- [What the task asks]
Each entry below should be written out exactly as it is, with no pictures.

Records from a collection of figures
=======
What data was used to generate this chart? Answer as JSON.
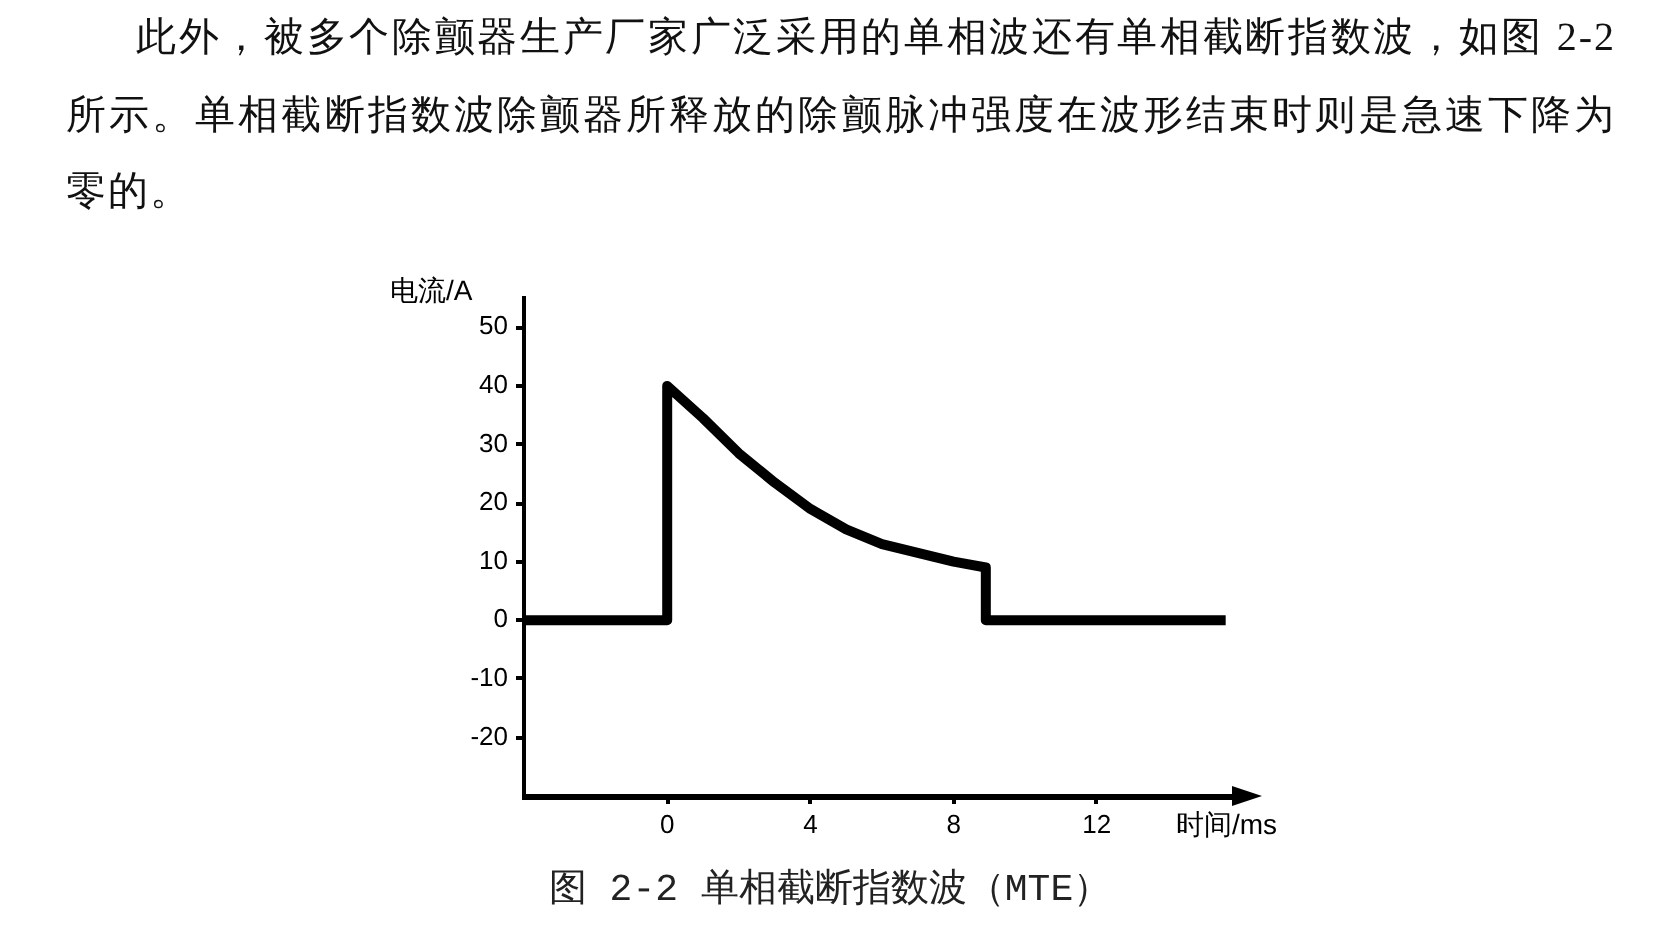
{
  "chart_data": {
    "type": "line",
    "annotations": [
      "此外，被多个除颤器生产厂家广泛采用的单相波还有单相截断指数波，如图 2-2所示。单相截断指数波除颤器所释放的除颤脉冲强度在波形结束时则是急速下降为零的。",
      "图 2-2 单相截断指数波（MTE）"
    ],
    "ylabel": "电流/A",
    "xlabel": "时间/ms",
    "x": [
      -4,
      0,
      0,
      1,
      2,
      3,
      4,
      5,
      6,
      7,
      8,
      8.9,
      8.9,
      15.6
    ],
    "values": [
      0,
      0,
      40,
      34.5,
      28.5,
      23.5,
      19,
      15.5,
      13,
      11.5,
      10,
      9,
      0,
      0
    ],
    "color": "#000000",
    "xlim": [
      -4,
      16
    ],
    "ylim": [
      -30,
      55
    ],
    "xticks": [
      0,
      4,
      8,
      12
    ],
    "yticks": [
      -20,
      -10,
      0,
      10,
      20,
      30,
      40,
      50
    ]
  }
}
=======
- [Exercise output]
What data was used to generate this chart? Answer as JSON.
{
  "chart_data": {
    "type": "line",
    "annotations": [
      "此外，被多个除颤器生产厂家广泛采用的单相波还有单相截断指数波，如图 2-2所示。单相截断指数波除颤器所释放的除颤脉冲强度在波形结束时则是急速下降为零的。",
      "图 2-2 单相截断指数波（MTE）"
    ],
    "ylabel": "电流/A",
    "xlabel": "时间/ms",
    "x": [
      -4,
      0,
      0,
      1,
      2,
      3,
      4,
      5,
      6,
      7,
      8,
      8.9,
      8.9,
      15.6
    ],
    "values": [
      0,
      0,
      40,
      34.5,
      28.5,
      23.5,
      19,
      15.5,
      13,
      11.5,
      10,
      9,
      0,
      0
    ],
    "color": "#000000",
    "xlim": [
      -4,
      16
    ],
    "ylim": [
      -30,
      55
    ],
    "xticks": [
      0,
      4,
      8,
      12
    ],
    "yticks": [
      -20,
      -10,
      0,
      10,
      20,
      30,
      40,
      50
    ]
  }
}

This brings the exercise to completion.